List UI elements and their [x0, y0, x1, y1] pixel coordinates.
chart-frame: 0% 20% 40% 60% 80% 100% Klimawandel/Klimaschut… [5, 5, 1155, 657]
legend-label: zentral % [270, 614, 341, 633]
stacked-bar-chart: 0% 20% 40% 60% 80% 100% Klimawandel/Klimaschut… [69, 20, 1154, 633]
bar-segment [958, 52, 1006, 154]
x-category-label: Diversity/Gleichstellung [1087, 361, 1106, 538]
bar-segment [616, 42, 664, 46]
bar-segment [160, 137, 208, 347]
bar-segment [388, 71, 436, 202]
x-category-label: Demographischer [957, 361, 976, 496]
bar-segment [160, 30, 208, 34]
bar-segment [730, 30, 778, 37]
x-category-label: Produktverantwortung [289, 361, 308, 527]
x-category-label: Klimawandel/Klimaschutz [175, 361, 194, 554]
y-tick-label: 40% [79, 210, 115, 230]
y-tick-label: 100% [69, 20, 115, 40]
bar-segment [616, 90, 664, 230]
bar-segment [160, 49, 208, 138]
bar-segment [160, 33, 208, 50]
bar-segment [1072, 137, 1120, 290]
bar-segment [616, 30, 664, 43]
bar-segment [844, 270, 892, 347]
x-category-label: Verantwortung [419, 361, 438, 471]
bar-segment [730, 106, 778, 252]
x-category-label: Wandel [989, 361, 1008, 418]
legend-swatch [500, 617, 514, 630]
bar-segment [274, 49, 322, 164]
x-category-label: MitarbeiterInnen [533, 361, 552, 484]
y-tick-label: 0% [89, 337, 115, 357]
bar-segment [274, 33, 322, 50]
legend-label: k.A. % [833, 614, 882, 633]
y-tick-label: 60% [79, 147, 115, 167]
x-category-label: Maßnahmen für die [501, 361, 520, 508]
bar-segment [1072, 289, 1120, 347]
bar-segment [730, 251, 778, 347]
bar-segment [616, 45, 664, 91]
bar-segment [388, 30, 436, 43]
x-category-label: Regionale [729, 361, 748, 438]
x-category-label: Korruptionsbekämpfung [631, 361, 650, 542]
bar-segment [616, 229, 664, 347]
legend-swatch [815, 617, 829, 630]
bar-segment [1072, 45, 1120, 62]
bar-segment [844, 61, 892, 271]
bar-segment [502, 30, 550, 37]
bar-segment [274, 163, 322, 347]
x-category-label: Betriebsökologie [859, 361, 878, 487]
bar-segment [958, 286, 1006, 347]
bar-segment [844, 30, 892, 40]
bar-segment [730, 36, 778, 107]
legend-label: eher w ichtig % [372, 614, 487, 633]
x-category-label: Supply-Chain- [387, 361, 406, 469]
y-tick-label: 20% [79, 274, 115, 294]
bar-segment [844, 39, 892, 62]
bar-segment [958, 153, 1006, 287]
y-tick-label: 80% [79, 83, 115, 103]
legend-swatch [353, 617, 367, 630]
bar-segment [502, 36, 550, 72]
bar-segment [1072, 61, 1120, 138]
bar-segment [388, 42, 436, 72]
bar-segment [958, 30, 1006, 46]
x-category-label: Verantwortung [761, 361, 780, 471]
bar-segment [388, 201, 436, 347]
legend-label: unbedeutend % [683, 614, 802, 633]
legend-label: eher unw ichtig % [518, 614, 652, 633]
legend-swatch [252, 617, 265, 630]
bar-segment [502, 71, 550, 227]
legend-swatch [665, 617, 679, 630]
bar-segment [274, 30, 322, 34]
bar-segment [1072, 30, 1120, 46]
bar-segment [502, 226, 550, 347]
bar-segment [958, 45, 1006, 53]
########################################
▶ [CONSIGNE]: Reproduisez sans aucune modification chacune des lignes de la liste ci-dessus.

▶ [SOLUTION]:
List UI elements and their [x0, y0, x1, y1] pixel coordinates.
chart-frame: 0% 20% 40% 60% 80% 100% Klimawandel/Klimaschut… [5, 5, 1155, 657]
legend-label: zentral % [270, 614, 341, 633]
stacked-bar-chart: 0% 20% 40% 60% 80% 100% Klimawandel/Klimaschut… [69, 20, 1154, 633]
bar-segment [958, 52, 1006, 154]
x-category-label: Diversity/Gleichstellung [1087, 361, 1106, 538]
bar-segment [616, 42, 664, 46]
bar-segment [160, 137, 208, 347]
bar-segment [388, 71, 436, 202]
x-category-label: Demographischer [957, 361, 976, 496]
bar-segment [160, 30, 208, 34]
bar-segment [730, 30, 778, 37]
x-category-label: Produktverantwortung [289, 361, 308, 527]
x-category-label: Klimawandel/Klimaschutz [175, 361, 194, 554]
y-tick-label: 40% [79, 210, 115, 230]
y-tick-label: 100% [69, 20, 115, 40]
bar-segment [616, 90, 664, 230]
bar-segment [160, 49, 208, 138]
bar-segment [160, 33, 208, 50]
bar-segment [1072, 137, 1120, 290]
bar-segment [616, 30, 664, 43]
bar-segment [844, 270, 892, 347]
x-category-label: Verantwortung [419, 361, 438, 471]
bar-segment [730, 106, 778, 252]
x-category-label: Wandel [989, 361, 1008, 418]
legend-swatch [500, 617, 514, 630]
bar-segment [274, 49, 322, 164]
x-category-label: MitarbeiterInnen [533, 361, 552, 484]
y-tick-label: 0% [89, 337, 115, 357]
bar-segment [274, 33, 322, 50]
legend-label: k.A. % [833, 614, 882, 633]
y-tick-label: 60% [79, 147, 115, 167]
x-category-label: Maßnahmen für die [501, 361, 520, 508]
bar-segment [1072, 289, 1120, 347]
bar-segment [730, 251, 778, 347]
bar-segment [616, 45, 664, 91]
bar-segment [388, 30, 436, 43]
x-category-label: Regionale [729, 361, 748, 438]
x-category-label: Korruptionsbekämpfung [631, 361, 650, 542]
bar-segment [616, 229, 664, 347]
legend-swatch [815, 617, 829, 630]
bar-segment [1072, 45, 1120, 62]
bar-segment [844, 61, 892, 271]
bar-segment [502, 30, 550, 37]
bar-segment [274, 163, 322, 347]
x-category-label: Betriebsökologie [859, 361, 878, 487]
bar-segment [958, 286, 1006, 347]
bar-segment [844, 30, 892, 40]
bar-segment [730, 36, 778, 107]
legend-label: eher w ichtig % [372, 614, 487, 633]
x-category-label: Supply-Chain- [387, 361, 406, 469]
y-tick-label: 20% [79, 274, 115, 294]
bar-segment [844, 39, 892, 62]
bar-segment [958, 153, 1006, 287]
y-tick-label: 80% [79, 83, 115, 103]
legend-swatch [353, 617, 367, 630]
bar-segment [502, 36, 550, 72]
bar-segment [1072, 61, 1120, 138]
bar-segment [388, 42, 436, 72]
bar-segment [958, 30, 1006, 46]
x-category-label: Verantwortung [761, 361, 780, 471]
bar-segment [388, 201, 436, 347]
legend-label: unbedeutend % [683, 614, 802, 633]
legend-label: eher unw ichtig % [518, 614, 652, 633]
legend-swatch [252, 617, 265, 630]
bar-segment [502, 71, 550, 227]
legend-swatch [665, 617, 679, 630]
bar-segment [274, 30, 322, 34]
bar-segment [1072, 30, 1120, 46]
bar-segment [502, 226, 550, 347]
bar-segment [958, 45, 1006, 53]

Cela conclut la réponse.